### Material
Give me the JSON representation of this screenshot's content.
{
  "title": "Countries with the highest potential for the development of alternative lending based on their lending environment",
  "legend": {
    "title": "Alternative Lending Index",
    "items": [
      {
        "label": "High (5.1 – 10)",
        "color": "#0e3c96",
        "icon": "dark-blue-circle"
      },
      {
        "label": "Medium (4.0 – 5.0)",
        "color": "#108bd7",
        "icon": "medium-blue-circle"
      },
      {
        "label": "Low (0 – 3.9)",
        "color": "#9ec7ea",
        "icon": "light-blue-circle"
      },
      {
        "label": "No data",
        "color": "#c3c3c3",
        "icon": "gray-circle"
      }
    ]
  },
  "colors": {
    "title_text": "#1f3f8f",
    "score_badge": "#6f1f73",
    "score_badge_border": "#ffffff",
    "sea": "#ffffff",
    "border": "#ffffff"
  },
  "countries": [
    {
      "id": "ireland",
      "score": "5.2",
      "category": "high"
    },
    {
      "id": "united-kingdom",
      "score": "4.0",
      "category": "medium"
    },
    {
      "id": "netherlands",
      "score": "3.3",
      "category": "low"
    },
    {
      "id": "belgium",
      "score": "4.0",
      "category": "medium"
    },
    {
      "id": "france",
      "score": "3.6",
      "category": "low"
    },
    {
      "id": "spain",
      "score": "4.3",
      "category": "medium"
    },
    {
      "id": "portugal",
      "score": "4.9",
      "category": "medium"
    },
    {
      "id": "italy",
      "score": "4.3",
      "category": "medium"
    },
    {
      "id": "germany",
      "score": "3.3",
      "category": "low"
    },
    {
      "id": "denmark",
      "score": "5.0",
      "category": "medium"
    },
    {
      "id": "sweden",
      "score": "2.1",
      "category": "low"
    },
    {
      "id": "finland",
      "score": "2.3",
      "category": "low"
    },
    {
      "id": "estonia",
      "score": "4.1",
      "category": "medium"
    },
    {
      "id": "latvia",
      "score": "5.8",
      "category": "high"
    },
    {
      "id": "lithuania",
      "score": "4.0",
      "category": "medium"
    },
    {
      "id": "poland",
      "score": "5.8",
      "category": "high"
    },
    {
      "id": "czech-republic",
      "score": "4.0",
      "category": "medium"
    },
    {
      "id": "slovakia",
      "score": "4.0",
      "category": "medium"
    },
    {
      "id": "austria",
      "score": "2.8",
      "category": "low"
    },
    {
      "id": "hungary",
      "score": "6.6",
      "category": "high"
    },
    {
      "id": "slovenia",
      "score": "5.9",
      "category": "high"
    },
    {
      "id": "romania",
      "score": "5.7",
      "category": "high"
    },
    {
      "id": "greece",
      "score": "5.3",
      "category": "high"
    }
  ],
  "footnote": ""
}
...
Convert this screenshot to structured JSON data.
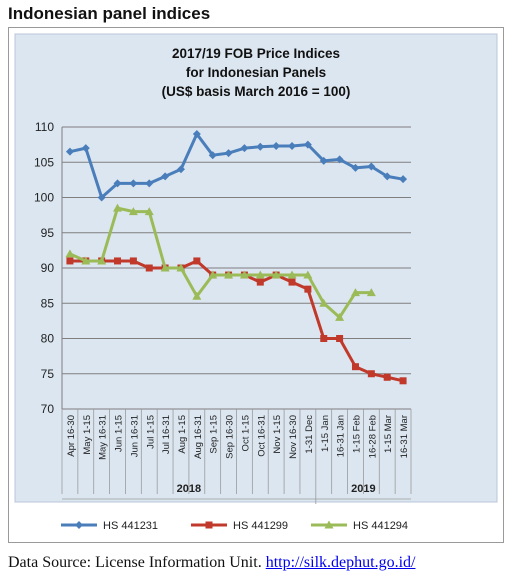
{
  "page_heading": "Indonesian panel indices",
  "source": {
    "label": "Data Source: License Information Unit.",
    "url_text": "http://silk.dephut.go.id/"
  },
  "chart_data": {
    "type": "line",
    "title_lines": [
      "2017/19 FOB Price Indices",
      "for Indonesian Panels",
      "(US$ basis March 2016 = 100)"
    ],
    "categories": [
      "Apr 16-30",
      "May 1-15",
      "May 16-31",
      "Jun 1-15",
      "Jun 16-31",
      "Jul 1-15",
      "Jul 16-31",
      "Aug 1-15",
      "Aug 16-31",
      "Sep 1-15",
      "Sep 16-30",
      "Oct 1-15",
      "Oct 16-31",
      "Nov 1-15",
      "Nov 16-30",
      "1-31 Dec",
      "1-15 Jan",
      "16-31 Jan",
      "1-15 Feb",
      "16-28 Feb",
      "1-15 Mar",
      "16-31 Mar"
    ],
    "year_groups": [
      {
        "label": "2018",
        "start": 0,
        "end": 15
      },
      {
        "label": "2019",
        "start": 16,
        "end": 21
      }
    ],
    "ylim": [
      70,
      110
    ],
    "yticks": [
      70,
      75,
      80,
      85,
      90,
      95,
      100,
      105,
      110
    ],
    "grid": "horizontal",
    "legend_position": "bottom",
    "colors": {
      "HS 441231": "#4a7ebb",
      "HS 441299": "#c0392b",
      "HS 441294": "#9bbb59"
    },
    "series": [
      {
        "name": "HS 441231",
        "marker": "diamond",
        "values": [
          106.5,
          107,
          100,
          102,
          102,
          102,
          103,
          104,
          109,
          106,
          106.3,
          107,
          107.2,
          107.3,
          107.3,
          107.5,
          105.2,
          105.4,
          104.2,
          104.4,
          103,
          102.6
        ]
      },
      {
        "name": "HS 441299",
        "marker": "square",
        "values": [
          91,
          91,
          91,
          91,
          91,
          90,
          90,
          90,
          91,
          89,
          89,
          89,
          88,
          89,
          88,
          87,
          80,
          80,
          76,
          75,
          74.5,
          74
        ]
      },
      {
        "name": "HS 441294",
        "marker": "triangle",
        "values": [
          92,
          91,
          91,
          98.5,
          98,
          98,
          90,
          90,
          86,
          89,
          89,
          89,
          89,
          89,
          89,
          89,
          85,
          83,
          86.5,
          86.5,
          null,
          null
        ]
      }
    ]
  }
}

### What to work on
Filter the records above for "blue" and copy every matching line.

### Worked answer
        "icon": "dark-blue-circle"
        "icon": "medium-blue-circle"
        "icon": "light-blue-circle"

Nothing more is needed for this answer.